> **EXERCISE**: Locate each line holding the string "color" and copy it.

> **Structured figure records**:
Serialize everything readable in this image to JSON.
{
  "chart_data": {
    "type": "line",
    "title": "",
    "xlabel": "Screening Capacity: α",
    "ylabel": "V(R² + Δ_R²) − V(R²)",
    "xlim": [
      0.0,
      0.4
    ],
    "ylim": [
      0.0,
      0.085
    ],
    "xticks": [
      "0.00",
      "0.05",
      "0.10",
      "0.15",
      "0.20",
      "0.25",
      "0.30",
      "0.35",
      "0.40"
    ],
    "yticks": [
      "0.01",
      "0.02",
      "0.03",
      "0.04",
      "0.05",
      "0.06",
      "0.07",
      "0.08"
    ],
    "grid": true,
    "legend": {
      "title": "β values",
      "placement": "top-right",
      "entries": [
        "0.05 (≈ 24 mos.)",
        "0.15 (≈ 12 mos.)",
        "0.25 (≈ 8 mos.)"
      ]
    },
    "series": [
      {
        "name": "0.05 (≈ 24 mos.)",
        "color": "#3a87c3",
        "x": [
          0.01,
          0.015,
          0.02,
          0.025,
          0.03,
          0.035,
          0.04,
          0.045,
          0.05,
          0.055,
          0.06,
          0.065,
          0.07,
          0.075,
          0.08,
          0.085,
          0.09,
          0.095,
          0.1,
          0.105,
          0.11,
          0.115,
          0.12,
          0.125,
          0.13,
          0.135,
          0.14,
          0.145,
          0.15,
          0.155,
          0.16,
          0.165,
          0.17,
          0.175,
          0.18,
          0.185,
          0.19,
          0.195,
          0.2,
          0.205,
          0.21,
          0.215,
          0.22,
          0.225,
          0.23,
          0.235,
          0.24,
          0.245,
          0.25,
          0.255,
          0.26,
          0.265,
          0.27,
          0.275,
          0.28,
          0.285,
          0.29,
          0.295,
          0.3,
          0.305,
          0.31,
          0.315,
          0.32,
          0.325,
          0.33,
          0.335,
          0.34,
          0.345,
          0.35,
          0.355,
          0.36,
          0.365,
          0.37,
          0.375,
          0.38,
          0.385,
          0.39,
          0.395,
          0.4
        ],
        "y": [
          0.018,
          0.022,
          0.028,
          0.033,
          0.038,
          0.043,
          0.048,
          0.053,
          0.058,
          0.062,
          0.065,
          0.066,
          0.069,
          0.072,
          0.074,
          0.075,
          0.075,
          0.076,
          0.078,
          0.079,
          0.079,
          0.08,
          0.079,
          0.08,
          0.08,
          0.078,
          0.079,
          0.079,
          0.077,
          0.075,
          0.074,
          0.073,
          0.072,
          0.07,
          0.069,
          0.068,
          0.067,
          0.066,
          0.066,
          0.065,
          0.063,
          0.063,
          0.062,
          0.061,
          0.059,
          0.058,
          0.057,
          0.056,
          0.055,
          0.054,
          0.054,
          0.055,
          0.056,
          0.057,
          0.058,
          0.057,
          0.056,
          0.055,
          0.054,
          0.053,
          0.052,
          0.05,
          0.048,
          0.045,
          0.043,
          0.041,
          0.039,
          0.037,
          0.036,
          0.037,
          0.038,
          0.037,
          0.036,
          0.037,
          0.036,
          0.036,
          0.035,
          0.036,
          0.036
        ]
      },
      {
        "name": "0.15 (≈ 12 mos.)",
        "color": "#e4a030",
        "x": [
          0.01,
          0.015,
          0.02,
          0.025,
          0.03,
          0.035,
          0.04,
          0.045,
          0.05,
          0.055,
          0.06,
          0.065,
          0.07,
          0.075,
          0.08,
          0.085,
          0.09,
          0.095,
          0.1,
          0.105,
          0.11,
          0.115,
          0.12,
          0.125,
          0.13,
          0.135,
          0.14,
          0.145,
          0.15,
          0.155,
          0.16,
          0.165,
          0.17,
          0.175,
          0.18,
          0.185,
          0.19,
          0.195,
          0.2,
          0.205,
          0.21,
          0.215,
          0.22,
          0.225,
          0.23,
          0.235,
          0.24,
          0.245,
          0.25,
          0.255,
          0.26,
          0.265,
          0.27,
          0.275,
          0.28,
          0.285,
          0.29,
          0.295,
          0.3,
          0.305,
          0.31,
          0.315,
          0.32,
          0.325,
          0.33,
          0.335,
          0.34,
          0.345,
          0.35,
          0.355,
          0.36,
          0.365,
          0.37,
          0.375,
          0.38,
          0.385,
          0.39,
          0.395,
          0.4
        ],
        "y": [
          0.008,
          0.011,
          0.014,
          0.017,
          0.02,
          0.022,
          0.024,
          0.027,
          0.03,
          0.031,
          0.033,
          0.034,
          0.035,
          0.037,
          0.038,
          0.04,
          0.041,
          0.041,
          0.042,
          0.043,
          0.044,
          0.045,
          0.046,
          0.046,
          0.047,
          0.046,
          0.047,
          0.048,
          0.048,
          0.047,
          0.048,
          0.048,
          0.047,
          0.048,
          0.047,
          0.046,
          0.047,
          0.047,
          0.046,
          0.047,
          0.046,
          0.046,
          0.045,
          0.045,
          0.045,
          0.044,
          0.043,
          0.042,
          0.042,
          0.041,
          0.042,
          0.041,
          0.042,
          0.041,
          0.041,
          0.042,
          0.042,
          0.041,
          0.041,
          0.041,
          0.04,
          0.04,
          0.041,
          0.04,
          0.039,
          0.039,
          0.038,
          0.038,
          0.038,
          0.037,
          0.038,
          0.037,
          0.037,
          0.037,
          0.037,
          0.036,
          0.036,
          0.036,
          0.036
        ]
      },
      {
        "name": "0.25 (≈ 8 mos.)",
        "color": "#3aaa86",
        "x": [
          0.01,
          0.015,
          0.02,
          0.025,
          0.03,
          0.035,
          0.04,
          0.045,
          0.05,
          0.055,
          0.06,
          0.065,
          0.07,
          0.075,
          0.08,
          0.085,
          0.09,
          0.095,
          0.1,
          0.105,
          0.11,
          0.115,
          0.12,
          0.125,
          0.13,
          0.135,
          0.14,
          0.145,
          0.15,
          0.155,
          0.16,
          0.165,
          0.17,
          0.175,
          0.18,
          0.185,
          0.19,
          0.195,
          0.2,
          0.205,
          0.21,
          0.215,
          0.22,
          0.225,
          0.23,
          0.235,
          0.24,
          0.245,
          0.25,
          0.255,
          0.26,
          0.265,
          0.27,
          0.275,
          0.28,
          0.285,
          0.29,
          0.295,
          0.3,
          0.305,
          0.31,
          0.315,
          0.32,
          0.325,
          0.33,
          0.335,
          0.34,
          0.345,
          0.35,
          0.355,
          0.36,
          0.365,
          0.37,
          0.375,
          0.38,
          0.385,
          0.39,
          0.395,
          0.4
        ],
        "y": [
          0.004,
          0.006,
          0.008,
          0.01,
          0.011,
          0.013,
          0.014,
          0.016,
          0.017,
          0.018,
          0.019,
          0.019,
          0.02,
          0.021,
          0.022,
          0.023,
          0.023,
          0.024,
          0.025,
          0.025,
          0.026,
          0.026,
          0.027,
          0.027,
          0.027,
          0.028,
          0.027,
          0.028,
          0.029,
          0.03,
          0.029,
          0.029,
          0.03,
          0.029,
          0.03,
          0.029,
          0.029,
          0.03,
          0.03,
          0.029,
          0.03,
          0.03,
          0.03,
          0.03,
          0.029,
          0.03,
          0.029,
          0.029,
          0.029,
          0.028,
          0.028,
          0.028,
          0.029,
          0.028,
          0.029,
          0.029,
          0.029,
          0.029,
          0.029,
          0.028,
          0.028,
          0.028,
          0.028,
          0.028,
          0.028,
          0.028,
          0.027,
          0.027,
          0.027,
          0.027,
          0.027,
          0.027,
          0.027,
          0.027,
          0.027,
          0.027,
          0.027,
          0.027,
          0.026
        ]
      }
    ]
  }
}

> **SOLUTION**:
        "color": "#3a87c3",
        "color": "#e4a030",
        "color": "#3aaa86",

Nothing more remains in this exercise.